● **Your instructions**
Arrange the lines of the data as a JSON list of strings, one string per line and no blank lines, starting from the beginning of the data and going on through the line with "Localize all elements.". Leave the pictures out of the answer.

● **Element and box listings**
-- BEGIN --

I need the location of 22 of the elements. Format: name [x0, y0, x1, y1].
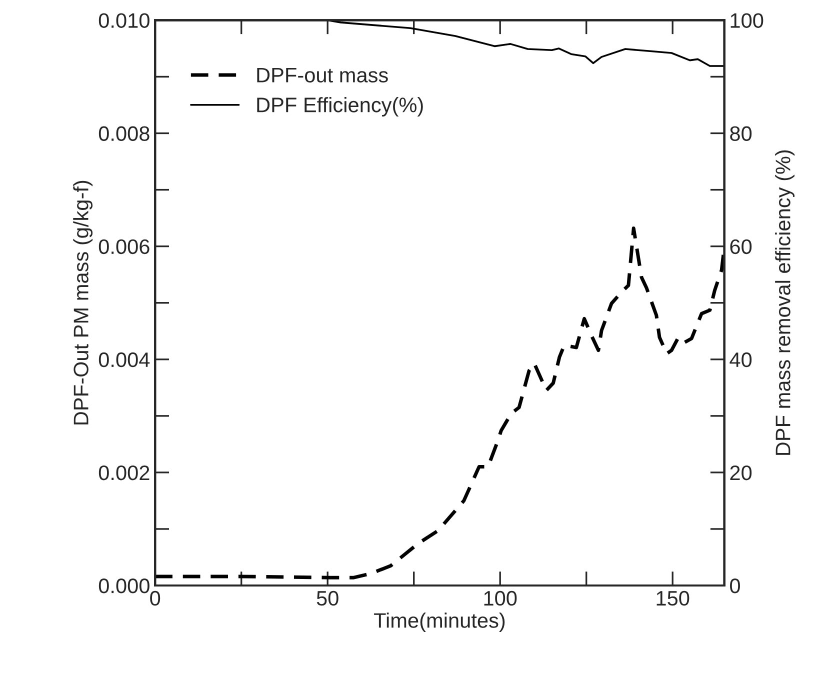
x-tick-label: 100	[484, 590, 517, 606]
y2-tick-label: 40	[730, 352, 752, 368]
legend-label: DPF Efficiency(%)	[257, 97, 423, 116]
legend-label: DPF-out mass	[257, 68, 388, 83]
x-tick-label: 50	[316, 590, 338, 606]
y-tick-label: 0.002	[98, 465, 150, 480]
y2-tick-label: 0	[730, 578, 740, 594]
y2-tick-label: 100	[730, 13, 764, 28]
y-tick-label: 0.000	[98, 578, 150, 594]
y2-tick-label: 60	[730, 239, 752, 254]
y2-tick-label: 80	[730, 126, 752, 142]
y2-axis-title: DPF mass removal efficiency (%)	[775, 150, 794, 455]
y2-tick-label: 20	[730, 465, 752, 480]
y-axis-title: DPF-Out PM mass (g/kg-f)	[73, 180, 93, 424]
x-tick-label: 0	[150, 590, 160, 606]
y-tick-label: 0.006	[98, 239, 150, 254]
line-series	[155, 226, 724, 580]
x-tick-label: 150	[656, 590, 690, 606]
x-axis-title: Time(minutes)	[374, 612, 505, 632]
y-tick-label: 0.004	[98, 352, 150, 368]
y-tick-label: 0.010	[98, 13, 150, 28]
y-tick-label: 0.008	[98, 126, 150, 142]
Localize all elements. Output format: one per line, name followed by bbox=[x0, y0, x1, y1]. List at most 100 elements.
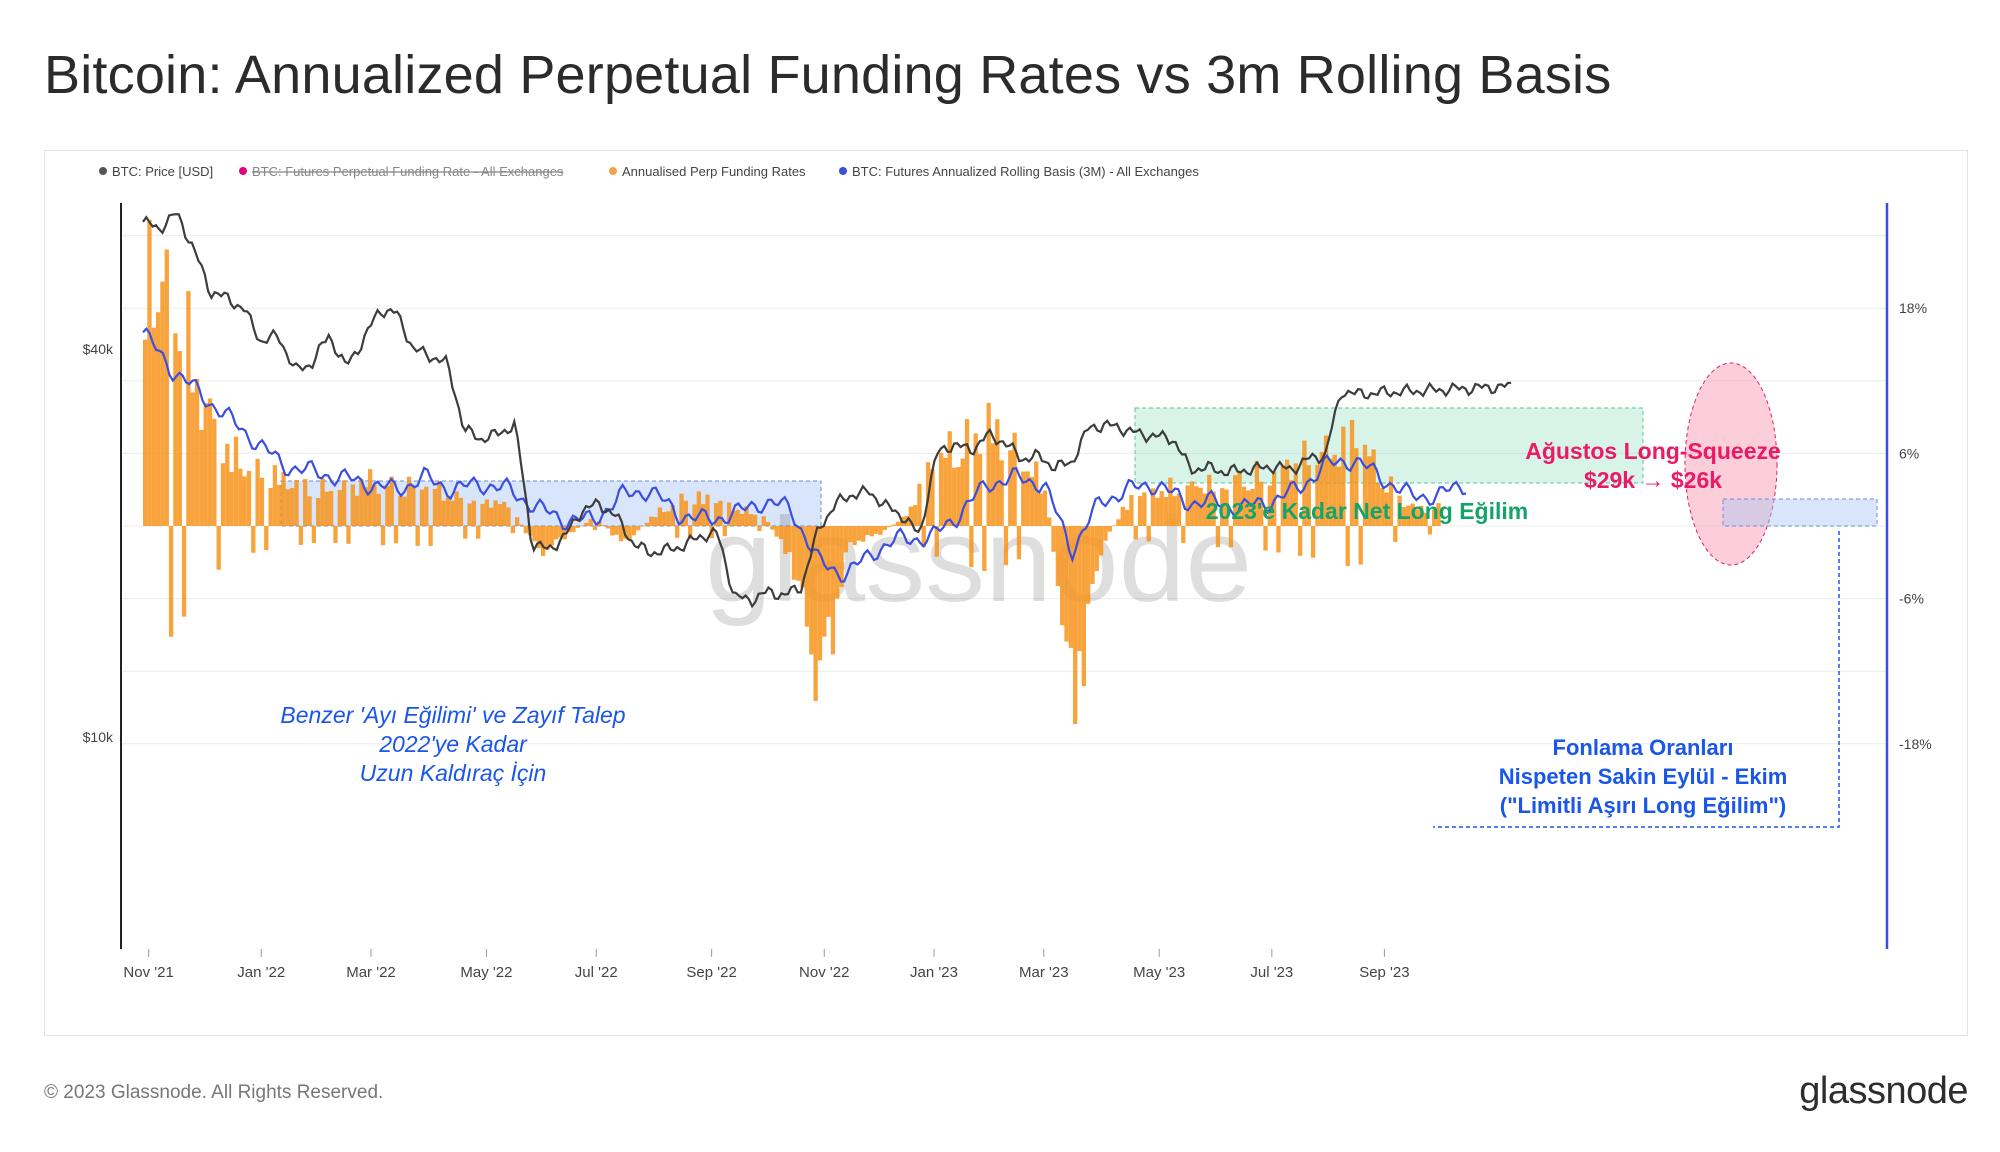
funding-bar bbox=[878, 526, 883, 535]
funding-bar bbox=[1129, 495, 1134, 526]
funding-bar bbox=[1211, 491, 1216, 526]
funding-bar bbox=[1263, 526, 1268, 551]
funding-bar bbox=[268, 487, 273, 526]
funding-bar bbox=[1163, 497, 1169, 526]
annotation-bear: Uzun Kaldıraç İçin bbox=[360, 760, 547, 786]
funding-bar bbox=[553, 526, 559, 540]
funding-bar bbox=[1142, 492, 1147, 526]
funding-bar bbox=[1086, 526, 1091, 604]
funding-bar bbox=[415, 526, 420, 546]
funding-bar bbox=[493, 500, 498, 526]
legend[interactable]: BTC: Price [USD] BTC: Futures Perpetual F… bbox=[99, 164, 1199, 179]
funding-bar bbox=[1419, 505, 1424, 526]
funding-bar bbox=[519, 524, 524, 526]
funding-bar bbox=[1328, 458, 1333, 526]
funding-bar bbox=[458, 497, 464, 526]
funding-bar bbox=[813, 526, 818, 701]
funding-bar bbox=[688, 526, 693, 539]
funding-bar bbox=[1181, 526, 1186, 543]
funding-bar bbox=[791, 526, 797, 580]
funding-bar bbox=[1414, 509, 1420, 526]
funding-bar bbox=[934, 526, 939, 557]
funding-bar bbox=[1008, 450, 1013, 526]
funding-bar bbox=[1016, 526, 1022, 560]
funding-bar bbox=[380, 526, 386, 546]
funding-bar bbox=[874, 526, 879, 534]
legend-item[interactable]: BTC: Futures Perpetual Funding Rate - Al… bbox=[239, 164, 564, 179]
funding-bar bbox=[843, 526, 849, 553]
legend-item[interactable]: BTC: Futures Annualized Rolling Basis (3… bbox=[839, 164, 1199, 179]
funding-bar bbox=[333, 526, 338, 543]
funding-bar bbox=[1241, 486, 1247, 526]
funding-bar bbox=[177, 351, 182, 526]
funding-bar bbox=[359, 479, 364, 526]
x-tick-label: Jan '23 bbox=[910, 964, 958, 981]
funding-bar bbox=[536, 526, 541, 549]
funding-bar bbox=[744, 506, 749, 526]
funding-bar bbox=[930, 469, 935, 526]
funding-bar bbox=[882, 526, 887, 530]
funding-bar bbox=[969, 526, 974, 568]
funding-bar bbox=[951, 467, 957, 526]
funding-bar bbox=[761, 516, 766, 526]
funding-bar bbox=[558, 526, 563, 538]
funding-bar bbox=[1289, 480, 1294, 526]
funding-bar bbox=[502, 501, 507, 526]
funding-bar bbox=[636, 526, 641, 531]
funding-bar bbox=[229, 472, 234, 526]
funding-bar bbox=[653, 517, 658, 526]
funding-bar bbox=[662, 511, 667, 526]
y-right-tick-label: 6% bbox=[1899, 445, 1919, 461]
funding-bar bbox=[484, 499, 490, 526]
funding-bar bbox=[510, 526, 515, 534]
funding-bar bbox=[1267, 485, 1272, 526]
funding-bar bbox=[203, 403, 208, 526]
funding-bar bbox=[895, 521, 900, 526]
funding-bar bbox=[757, 526, 762, 531]
funding-bar bbox=[290, 487, 295, 526]
funding-bar bbox=[809, 526, 814, 655]
funding-bar bbox=[1137, 496, 1143, 526]
funding-bar bbox=[389, 476, 394, 526]
funding-bar bbox=[1384, 492, 1389, 526]
funding-bar bbox=[1111, 525, 1117, 526]
funding-bar bbox=[454, 491, 459, 526]
annotation-calm: Fonlama Oranları bbox=[1553, 735, 1734, 760]
funding-bar bbox=[545, 526, 550, 551]
funding-bar bbox=[1401, 506, 1407, 526]
chart-canvas: BTC: Price [USD] BTC: Futures Perpetual F… bbox=[83, 164, 1932, 981]
funding-bar bbox=[264, 526, 269, 551]
funding-bar bbox=[1432, 509, 1437, 526]
funding-bar bbox=[1155, 497, 1160, 526]
funding-bar bbox=[181, 526, 187, 617]
legend-item[interactable]: Annualised Perp Funding Rates bbox=[609, 164, 806, 179]
legend-item[interactable]: BTC: Price [USD] bbox=[99, 164, 213, 179]
page-title: Bitcoin: Annualized Perpetual Funding Ra… bbox=[44, 45, 1612, 105]
funding-bar bbox=[385, 485, 390, 526]
funding-bar bbox=[1064, 526, 1069, 642]
funding-bar bbox=[406, 476, 412, 526]
legend-dot bbox=[239, 167, 247, 175]
funding-bar bbox=[571, 526, 576, 533]
funding-bar bbox=[445, 497, 451, 526]
funding-bar bbox=[316, 498, 321, 526]
funding-bar bbox=[441, 500, 446, 526]
funding-bar bbox=[1315, 464, 1320, 526]
funding-bar bbox=[467, 503, 472, 526]
annotation-squeeze: Ağustos Long-Squeeze bbox=[1525, 438, 1781, 464]
funding-bar bbox=[718, 500, 723, 526]
x-tick-label: Nov '22 bbox=[799, 964, 849, 981]
funding-bar bbox=[869, 526, 875, 537]
net-long-box bbox=[1134, 407, 1644, 484]
brand-logo: glassnode bbox=[1799, 1070, 1968, 1112]
funding-bar bbox=[1168, 477, 1173, 526]
funding-bar bbox=[1133, 526, 1138, 540]
x-tick-label: Sep '23 bbox=[1359, 964, 1409, 981]
funding-bar bbox=[285, 489, 291, 526]
funding-bar bbox=[614, 526, 619, 535]
funding-bar bbox=[1003, 526, 1009, 566]
annotations: Benzer 'Ayı Eğilimi' ve Zayıf Talep 2022'… bbox=[280, 438, 1787, 818]
funding-bar bbox=[986, 402, 991, 526]
annotation-bear: 2022'ye Kadar bbox=[378, 731, 528, 757]
funding-bar bbox=[363, 487, 368, 526]
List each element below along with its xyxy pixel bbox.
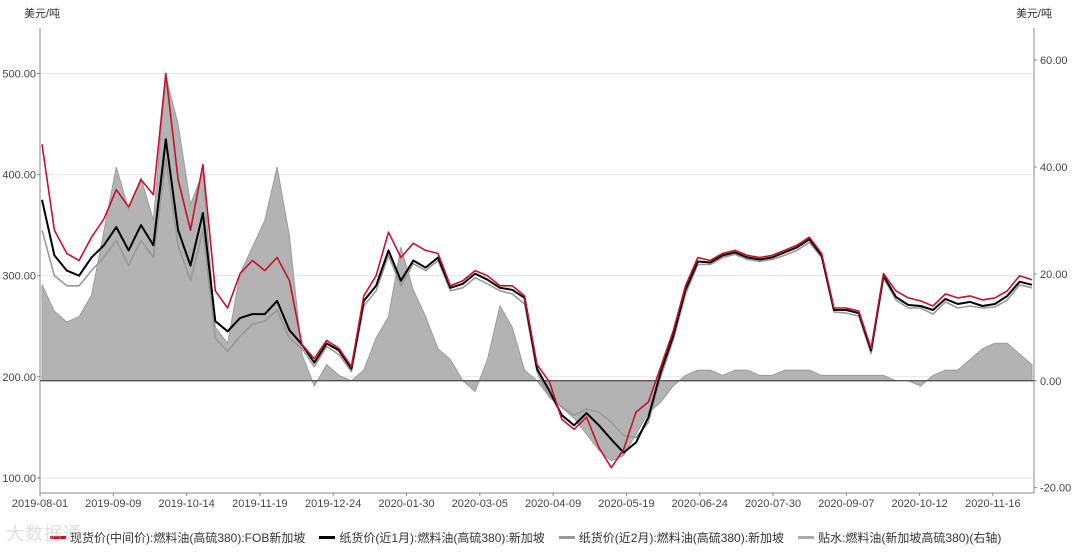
x-tick-label: 2020-05-19 — [598, 498, 654, 510]
x-tick-label: 2019-10-14 — [158, 498, 214, 510]
left-tick-label: 300.00 — [2, 271, 36, 283]
legend-label: 现货价(中间价):燃料油(高硫380):FOB新加坡 — [70, 530, 306, 545]
x-tick-label: 2019-08-01 — [12, 498, 68, 510]
legend-label: 纸货价(近2月):燃料油(高硫380):新加坡 — [578, 530, 785, 545]
legend-label: 贴水:燃料油(新加坡高硫380)(右轴) — [818, 530, 1002, 545]
legend-swatch-icon — [798, 535, 815, 539]
series-line-spot — [41, 72, 1033, 469]
right-tick-label: 20.00 — [1040, 269, 1068, 281]
watermark-logo: 大数据通 — [6, 524, 82, 544]
left-axis-unit: 美元/吨 — [24, 8, 61, 20]
right-tick-label: 60.00 — [1040, 55, 1068, 67]
legend-swatch-icon — [319, 535, 336, 539]
x-tick-label: 2020-11-16 — [965, 498, 1020, 510]
left-tick-label: 200.00 — [2, 372, 36, 384]
chart-legend: 现货价(中间价):燃料油(高硫380):FOB新加坡 纸货价(近1月):燃料油(… — [50, 528, 1015, 546]
x-tick-label: 2019-12-24 — [305, 498, 361, 510]
right-tick-label: 40.00 — [1040, 162, 1068, 174]
right-axis-unit: 美元/吨 — [1015, 8, 1052, 20]
x-tick-label: 2020-04-09 — [525, 498, 581, 510]
right-tick-label: -20.00 — [1040, 483, 1071, 495]
left-tick-label: 400.00 — [2, 170, 36, 182]
series-area-discount — [41, 75, 1033, 462]
right-tick-label: 0.00 — [1040, 376, 1061, 388]
x-tick-label: 2020-10-12 — [891, 498, 947, 510]
legend-item-paper-2m[interactable]: 纸货价(近2月):燃料油(高硫380):新加坡 — [558, 529, 785, 546]
left-tick-label: 100.00 — [2, 473, 36, 485]
x-tick-label: 2020-07-30 — [745, 498, 801, 510]
x-tick-label: 2020-09-07 — [818, 498, 874, 510]
x-tick-label: 2019-09-09 — [85, 498, 141, 510]
legend-label: 纸货价(近1月):燃料油(高硫380):新加坡 — [339, 530, 545, 545]
x-tick-label: 2020-06-24 — [672, 498, 728, 510]
legend-item-spot[interactable]: 现货价(中间价):燃料油(高硫380):FOB新加坡 — [50, 529, 305, 546]
x-tick-label: 2019-11-19 — [232, 498, 287, 510]
legend-item-discount[interactable]: 贴水:燃料油(新加坡高硫380)(右轴) — [798, 529, 1001, 546]
legend-item-paper-1m[interactable]: 纸货价(近1月):燃料油(高硫380):新加坡 — [319, 529, 545, 546]
left-tick-label: 500.00 — [2, 68, 36, 80]
legend-swatch-icon — [50, 535, 66, 539]
legend-swatch-icon — [558, 535, 575, 539]
x-tick-label: 2020-01-30 — [378, 498, 434, 510]
x-tick-label: 2020-03-05 — [452, 498, 508, 510]
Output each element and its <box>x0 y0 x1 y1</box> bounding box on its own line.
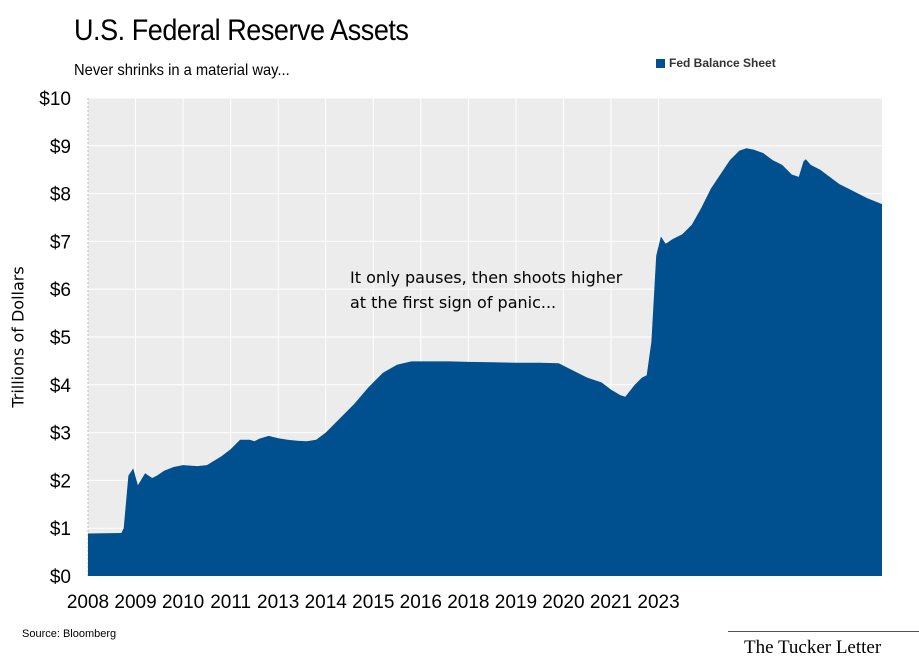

-- END --

● **Result of this task**
[
  "I need the location of 22 of the elements. Format: name [x0, y0, x1, y1].",
  "x-tick-label: 100\t[484, 590, 517, 606]",
  "y2-tick-label: 40\t[730, 352, 752, 368]",
  "legend-label: DPF Efficiency(%)\t[257, 97, 423, 116]",
  "legend-label: DPF-out mass\t[257, 68, 388, 83]",
  "x-tick-label: 50\t[316, 590, 338, 606]",
  "y-tick-label: 0.002\t[98, 465, 150, 480]",
  "y2-tick-label: 0\t[730, 578, 740, 594]",
  "y2-tick-label: 100\t[730, 13, 764, 28]",
  "y-tick-label: 0.000\t[98, 578, 150, 594]",
  "y2-tick-label: 60\t[730, 239, 752, 254]",
  "y2-tick-label: 80\t[730, 126, 752, 142]",
  "y2-axis-title: DPF mass removal efficiency (%)\t[775, 150, 794, 455]",
  "y2-tick-label: 20\t[730, 465, 752, 480]",
  "y-axis-title: DPF-Out PM mass (g/kg-f)\t[73, 180, 93, 424]",
  "x-tick-label: 0\t[150, 590, 160, 606]",
  "y-tick-label: 0.006\t[98, 239, 150, 254]",
  "line-series\t[155, 226, 724, 580]",
  "x-tick-label: 150\t[656, 590, 690, 606]",
  "x-axis-title: Time(minutes)\t[374, 612, 505, 632]",
  "y-tick-label: 0.004\t[98, 352, 150, 368]",
  "y-tick-label: 0.010\t[98, 13, 150, 28]",
  "y-tick-label: 0.008\t[98, 126, 150, 142]",
  "Localize all elements. Output format: one per line, name followed by bbox=[x0, y0, x1, y1]. List at most 100 elements."
]